*Supplied text*.
For the what and where of each event, I went with the Event Ontology, which is broad enough to cover both musical and nonmusical events (I wouldn’t have to worry about a complicated process of separating and identifying these), but specific enough to make it clear we were still talking about “events”. For describing when, the obvious choice was Dublin Core: widely adopted, well-documented, transparent, and unambiguous (I also used Dublin Core to identify composers and arrangers — creators of and contributors to — musical works).

The Music Ontology also worked well for describing who was involved with events, e.g. conductors and performers, but for performance-related data (such as associating works and venues to each event) it began to fall apart, since it was created primarily to describe recorded music.  For these I used broader Event Ontology properties (on which the Music Ontology was modeled), such as event:place and event:product.

This is just a small sample, to illustrate the basics. I also used terms from the DBpedia Ontology, Friend of a Friend (FOAF), the Gemeinsame Normdatei Ontology (from the Deutsche Nationalbibliothek), the GeoNames Ontology, Library of Congress Authorities (the MARC Code List for Relators), and Schema.org.  So that you can get a better sense of how this all came together in context, here are some sample triples from my data, presented in graphic form, for an individual (pianist and composer Ignacy Jan Paderewski) and for an event (the Carnegie Hall debut of conductor Artur Rodzinski).

Paderewski

 

Rodzinski

 

Links to Other Data Sets

So far, I’ve talked about how I modeled and described things and relationships within Carnegie Hall’s performance history data, but of course the real power of Linked Open Data comes into play when we can link to other data sets. Since I had minted my own URIs for Carnegie Hall’s data, I felt it was important to identify any existing URIs already published in major data sets and link to them using the Web Ontology Language’s term owl:sameAs. I’ve mainly provided links to DBpedia and the Library of Congress Name Authority File:sameAs_exampleor, in more visual form:

same-as-visual

Early on in my process, I’d also experimented with linking to MusicBrainz URIs, but didn’t pursue it very far, because their data was difficult to access and the URI scheme is extremely cryptic (Paderewski’s URI is <http://musicbrainz.org/artist/4a2b8def-5a86-45fd-9c21-31c3356a3774#_>, for example).  However, as I wrote this, I discovered that the maintenance and access for all of the MusicBrainz data has now been taken up by the British Museum, which now provides an RDF data dump and  SPARQL endpoint for the data, so it may be worth my while to reinvestigate.

*List of tasks*.
A. In the text on Carnegie Hall's performance history data, which term is used to link to existing URIs in other data sets?
B. Resume the text on Carnegie Hall's performance history data, starting right after its last sentence.

*Record extracts*.

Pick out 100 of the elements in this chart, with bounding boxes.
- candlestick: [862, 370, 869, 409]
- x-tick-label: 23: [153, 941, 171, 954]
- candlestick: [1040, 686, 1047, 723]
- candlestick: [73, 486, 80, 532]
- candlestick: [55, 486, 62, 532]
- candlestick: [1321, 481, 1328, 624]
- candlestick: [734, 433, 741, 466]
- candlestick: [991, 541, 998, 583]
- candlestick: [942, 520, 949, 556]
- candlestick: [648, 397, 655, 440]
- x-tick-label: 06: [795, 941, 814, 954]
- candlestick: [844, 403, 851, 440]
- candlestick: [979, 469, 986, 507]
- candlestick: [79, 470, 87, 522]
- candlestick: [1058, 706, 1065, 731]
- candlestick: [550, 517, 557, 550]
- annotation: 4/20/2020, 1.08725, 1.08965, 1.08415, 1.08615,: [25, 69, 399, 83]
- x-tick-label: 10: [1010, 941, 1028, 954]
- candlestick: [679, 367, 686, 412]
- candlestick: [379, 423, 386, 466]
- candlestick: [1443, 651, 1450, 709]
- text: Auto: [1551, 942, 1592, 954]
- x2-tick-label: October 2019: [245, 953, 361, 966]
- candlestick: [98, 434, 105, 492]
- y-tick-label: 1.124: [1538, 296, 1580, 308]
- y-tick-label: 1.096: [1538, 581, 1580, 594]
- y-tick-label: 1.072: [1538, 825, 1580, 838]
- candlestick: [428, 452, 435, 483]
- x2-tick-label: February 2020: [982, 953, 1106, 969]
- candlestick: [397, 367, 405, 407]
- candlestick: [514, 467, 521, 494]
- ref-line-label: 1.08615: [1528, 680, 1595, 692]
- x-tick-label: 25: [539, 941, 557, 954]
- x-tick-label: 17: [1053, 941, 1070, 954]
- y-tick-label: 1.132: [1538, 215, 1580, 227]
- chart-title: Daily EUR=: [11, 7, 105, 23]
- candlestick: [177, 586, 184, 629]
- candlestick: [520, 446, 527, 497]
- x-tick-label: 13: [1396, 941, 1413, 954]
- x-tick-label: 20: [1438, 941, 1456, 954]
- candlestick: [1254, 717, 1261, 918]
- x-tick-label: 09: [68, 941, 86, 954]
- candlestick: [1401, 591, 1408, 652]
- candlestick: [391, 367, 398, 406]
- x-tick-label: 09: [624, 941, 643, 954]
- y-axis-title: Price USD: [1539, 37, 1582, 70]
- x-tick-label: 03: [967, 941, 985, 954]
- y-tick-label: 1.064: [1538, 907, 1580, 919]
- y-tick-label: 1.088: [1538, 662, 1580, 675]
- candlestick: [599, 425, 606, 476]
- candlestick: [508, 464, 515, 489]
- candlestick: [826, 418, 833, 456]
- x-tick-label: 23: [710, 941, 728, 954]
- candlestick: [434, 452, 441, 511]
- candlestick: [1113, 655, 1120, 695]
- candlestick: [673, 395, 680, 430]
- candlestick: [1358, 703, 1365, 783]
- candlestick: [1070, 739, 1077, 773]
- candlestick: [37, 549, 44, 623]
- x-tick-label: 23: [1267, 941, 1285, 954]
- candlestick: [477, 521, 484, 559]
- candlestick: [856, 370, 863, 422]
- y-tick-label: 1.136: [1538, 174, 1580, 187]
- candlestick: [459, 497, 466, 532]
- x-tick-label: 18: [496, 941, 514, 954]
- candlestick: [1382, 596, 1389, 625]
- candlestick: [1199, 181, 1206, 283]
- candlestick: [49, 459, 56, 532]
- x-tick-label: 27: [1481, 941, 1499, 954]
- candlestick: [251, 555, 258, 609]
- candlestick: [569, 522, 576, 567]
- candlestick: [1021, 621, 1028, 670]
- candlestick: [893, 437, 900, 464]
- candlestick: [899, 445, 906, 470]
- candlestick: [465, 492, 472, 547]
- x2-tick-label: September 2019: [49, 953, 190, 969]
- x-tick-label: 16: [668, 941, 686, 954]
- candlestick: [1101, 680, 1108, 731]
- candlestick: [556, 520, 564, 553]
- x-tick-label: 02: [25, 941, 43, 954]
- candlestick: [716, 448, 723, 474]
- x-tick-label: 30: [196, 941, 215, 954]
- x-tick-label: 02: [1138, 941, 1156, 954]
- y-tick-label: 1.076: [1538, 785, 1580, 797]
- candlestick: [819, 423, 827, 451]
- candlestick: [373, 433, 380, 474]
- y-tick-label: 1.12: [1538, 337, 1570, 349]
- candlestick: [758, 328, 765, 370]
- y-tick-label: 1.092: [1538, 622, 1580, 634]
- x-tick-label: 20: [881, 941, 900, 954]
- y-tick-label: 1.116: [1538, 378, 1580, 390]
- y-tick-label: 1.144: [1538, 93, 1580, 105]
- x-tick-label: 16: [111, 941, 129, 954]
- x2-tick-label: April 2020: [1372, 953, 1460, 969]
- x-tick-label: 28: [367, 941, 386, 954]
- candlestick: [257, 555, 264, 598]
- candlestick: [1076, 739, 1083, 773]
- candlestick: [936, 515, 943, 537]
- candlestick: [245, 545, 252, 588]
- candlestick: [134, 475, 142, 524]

*Answers in order*.
A. The Web Ontology Language term owl:sameAs.

B.
I’ve also made use of the fantastic geographical data set GeoNames to link composers and performers to their place of birth. GeoNames URIs give access to all sorts of great data, such as latitude and longitude coordinates, geographical hierarchy, and name variations, which open up lots of possibilities for creating specialized maps.GeoNames

I haven’t talked at all about my process for transforming all of this data from its original source in a SQL database into RDF using Python — that could be the subject for several posts (or perhaps a whole course) by itself — but I hope this helps to give a sense for how I’ve modeled and put together Carnegie Hall’s performance history data as Linked Open Data. In the next installment, I’ll talk about some of the tools now available that make the process of publishing and using LOD much easier, and show some sample visualizations I’ve created using Carnegie Hall’s data.

Samples

The RDF data can be represented in a number of data formats, and the choice often depends on the particular tool one uses to manipulate them. Fortunately, they can be all converted into each other, and also into a graphical form, using for example this handy web-based RDF format converter. You can get all the full examples referenced in the blog in canonical RDF/XML form: SameAs example, Carnegie Hall Venues, Rodzinski and Paderewski performances. Using the tool, you can convert the files into other RDF dialects and experiment with them.